- **TASK TO COMPLETE**
Update the entries from the line containing "Segment this screenshot: for" through the line containing "Text: O: O (244, 146, 254, 159)" by swapping "Text" for "Label" and changing nothing else. Leave the pictures out of your answer.

- **AVAILABLE RECORDS**

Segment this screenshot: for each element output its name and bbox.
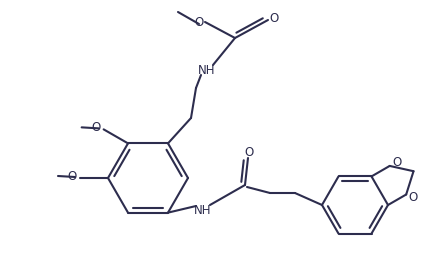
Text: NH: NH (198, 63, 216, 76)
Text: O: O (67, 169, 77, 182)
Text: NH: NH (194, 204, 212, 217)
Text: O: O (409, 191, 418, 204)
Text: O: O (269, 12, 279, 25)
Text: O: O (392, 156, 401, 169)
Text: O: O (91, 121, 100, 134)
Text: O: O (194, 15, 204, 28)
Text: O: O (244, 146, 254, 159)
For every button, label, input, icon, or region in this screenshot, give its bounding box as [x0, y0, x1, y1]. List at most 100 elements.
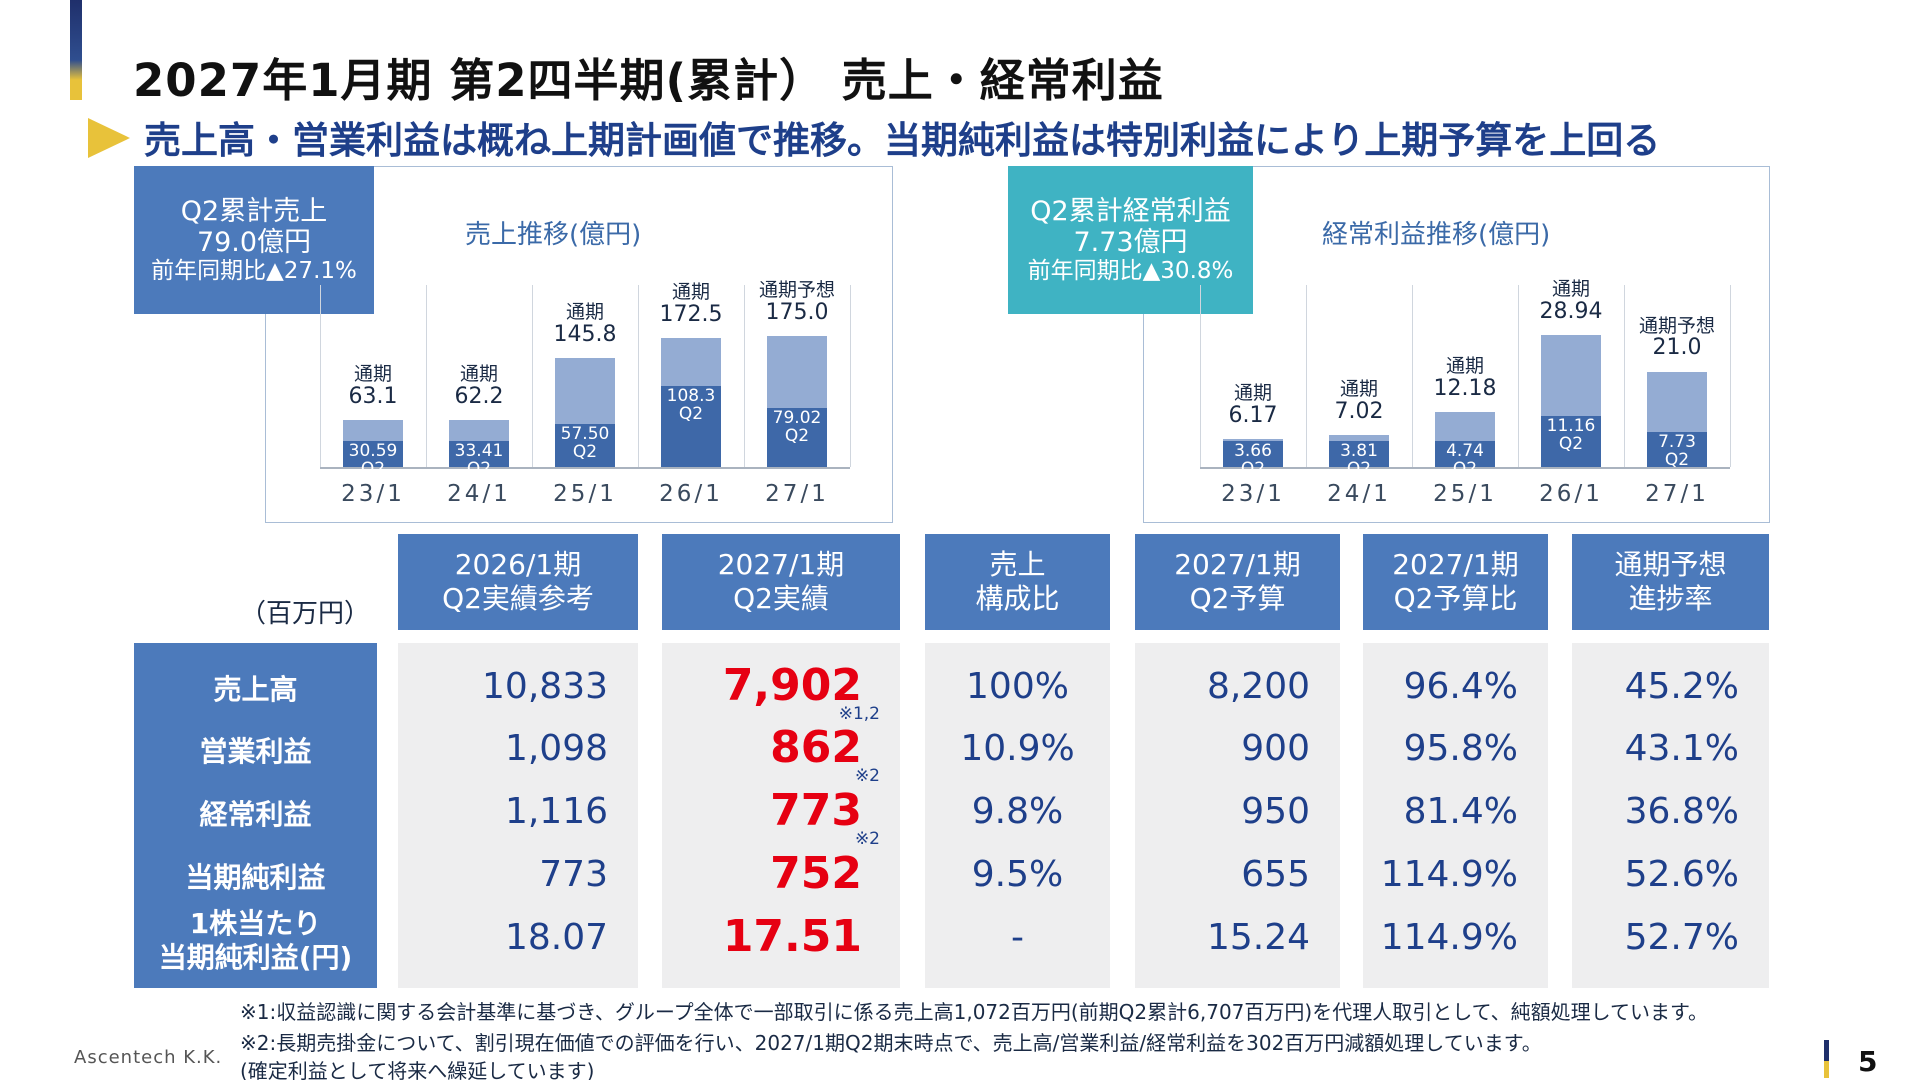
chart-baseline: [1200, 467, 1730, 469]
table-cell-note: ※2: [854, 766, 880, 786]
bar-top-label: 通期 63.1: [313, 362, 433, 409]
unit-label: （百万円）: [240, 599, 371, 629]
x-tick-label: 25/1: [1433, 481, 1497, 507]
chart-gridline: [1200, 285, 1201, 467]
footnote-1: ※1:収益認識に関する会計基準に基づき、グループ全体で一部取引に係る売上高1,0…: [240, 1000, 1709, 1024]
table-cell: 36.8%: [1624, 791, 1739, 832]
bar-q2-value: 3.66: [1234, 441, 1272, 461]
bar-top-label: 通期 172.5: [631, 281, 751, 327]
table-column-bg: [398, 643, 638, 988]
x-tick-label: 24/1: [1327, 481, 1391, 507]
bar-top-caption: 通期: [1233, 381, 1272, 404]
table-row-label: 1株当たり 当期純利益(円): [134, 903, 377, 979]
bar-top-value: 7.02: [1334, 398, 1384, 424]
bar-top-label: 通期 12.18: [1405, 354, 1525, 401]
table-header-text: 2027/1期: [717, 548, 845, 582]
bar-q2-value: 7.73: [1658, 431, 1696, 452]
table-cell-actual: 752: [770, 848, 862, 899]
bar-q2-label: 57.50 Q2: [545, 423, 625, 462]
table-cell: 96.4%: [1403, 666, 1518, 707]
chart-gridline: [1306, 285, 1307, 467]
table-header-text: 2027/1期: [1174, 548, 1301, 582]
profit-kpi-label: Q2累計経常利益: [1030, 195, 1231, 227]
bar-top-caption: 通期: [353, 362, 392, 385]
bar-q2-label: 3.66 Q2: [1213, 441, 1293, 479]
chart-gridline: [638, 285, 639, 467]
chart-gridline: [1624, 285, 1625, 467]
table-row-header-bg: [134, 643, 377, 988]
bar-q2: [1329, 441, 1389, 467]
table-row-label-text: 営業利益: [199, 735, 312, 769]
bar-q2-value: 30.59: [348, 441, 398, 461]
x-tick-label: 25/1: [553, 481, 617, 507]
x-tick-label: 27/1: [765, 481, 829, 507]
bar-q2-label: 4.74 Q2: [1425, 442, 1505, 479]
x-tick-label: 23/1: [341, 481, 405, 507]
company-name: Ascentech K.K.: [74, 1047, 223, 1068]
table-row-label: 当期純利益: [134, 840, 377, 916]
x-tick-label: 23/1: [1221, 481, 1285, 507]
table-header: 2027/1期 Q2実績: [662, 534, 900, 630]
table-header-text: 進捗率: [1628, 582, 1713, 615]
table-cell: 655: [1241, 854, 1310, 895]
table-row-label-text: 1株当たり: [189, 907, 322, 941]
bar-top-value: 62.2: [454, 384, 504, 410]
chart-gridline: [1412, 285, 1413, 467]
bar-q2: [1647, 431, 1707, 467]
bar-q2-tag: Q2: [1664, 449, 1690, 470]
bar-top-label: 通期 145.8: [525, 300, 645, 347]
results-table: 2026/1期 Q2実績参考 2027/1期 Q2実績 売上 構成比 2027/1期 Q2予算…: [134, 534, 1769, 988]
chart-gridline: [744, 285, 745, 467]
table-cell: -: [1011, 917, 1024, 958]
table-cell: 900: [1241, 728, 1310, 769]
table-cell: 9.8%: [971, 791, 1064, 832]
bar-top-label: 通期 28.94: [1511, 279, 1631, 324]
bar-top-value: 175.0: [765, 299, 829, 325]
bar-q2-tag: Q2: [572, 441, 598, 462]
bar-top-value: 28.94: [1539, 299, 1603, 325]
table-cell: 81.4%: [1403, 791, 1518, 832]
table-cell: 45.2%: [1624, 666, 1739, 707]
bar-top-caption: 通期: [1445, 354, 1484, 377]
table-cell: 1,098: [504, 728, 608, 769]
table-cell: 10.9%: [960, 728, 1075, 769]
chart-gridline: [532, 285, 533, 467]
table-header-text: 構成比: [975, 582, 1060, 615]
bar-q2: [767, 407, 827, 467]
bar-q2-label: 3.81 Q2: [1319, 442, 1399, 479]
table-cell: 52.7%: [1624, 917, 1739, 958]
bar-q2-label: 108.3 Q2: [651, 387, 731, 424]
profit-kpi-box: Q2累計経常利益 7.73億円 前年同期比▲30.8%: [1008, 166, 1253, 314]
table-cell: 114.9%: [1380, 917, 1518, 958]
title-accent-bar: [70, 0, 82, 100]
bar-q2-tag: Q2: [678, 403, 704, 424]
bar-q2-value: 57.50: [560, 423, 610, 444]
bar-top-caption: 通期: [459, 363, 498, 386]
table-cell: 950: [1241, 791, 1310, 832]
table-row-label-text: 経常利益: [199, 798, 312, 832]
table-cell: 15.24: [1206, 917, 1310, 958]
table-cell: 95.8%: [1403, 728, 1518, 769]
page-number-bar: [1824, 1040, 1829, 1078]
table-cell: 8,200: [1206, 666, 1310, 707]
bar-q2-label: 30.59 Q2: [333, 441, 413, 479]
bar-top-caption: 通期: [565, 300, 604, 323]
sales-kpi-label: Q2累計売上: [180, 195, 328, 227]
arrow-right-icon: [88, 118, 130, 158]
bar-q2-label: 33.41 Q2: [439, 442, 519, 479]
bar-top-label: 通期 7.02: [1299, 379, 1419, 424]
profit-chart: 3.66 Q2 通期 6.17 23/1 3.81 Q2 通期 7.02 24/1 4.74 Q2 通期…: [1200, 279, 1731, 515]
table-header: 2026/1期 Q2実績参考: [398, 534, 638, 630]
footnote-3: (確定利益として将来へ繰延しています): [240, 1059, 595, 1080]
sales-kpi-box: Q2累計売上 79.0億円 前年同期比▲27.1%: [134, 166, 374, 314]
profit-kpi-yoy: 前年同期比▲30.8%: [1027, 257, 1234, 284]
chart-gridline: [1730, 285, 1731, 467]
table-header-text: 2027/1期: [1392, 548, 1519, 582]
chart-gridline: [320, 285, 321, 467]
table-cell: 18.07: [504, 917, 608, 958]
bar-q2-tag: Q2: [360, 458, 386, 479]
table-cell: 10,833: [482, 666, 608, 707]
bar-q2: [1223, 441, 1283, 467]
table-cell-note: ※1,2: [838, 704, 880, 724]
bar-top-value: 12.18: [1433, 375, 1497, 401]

---

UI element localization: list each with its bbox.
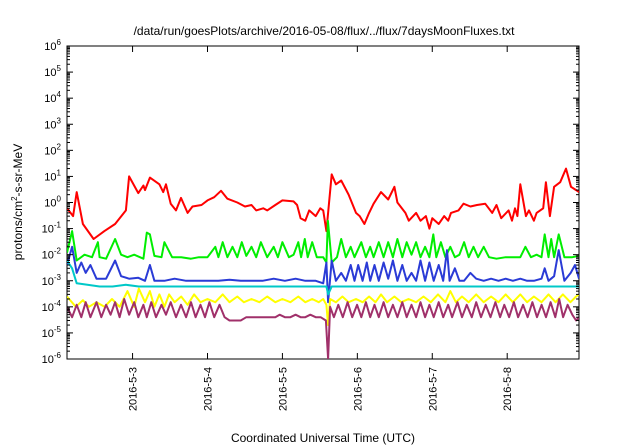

- **COMPLETE RESPONSE**
Segment this screenshot: for each element output its name and bbox.
Label: NH: NH (198, 63, 216, 76)
Label: O: O (67, 169, 77, 182)
Label: NH: NH (194, 204, 212, 217)
Label: O: O (409, 191, 418, 204)
Label: O: O (269, 12, 279, 25)
Label: O: O (392, 156, 401, 169)
Label: O: O (91, 121, 100, 134)
Label: O: O (194, 15, 204, 28)
Label: O: O (244, 146, 254, 159)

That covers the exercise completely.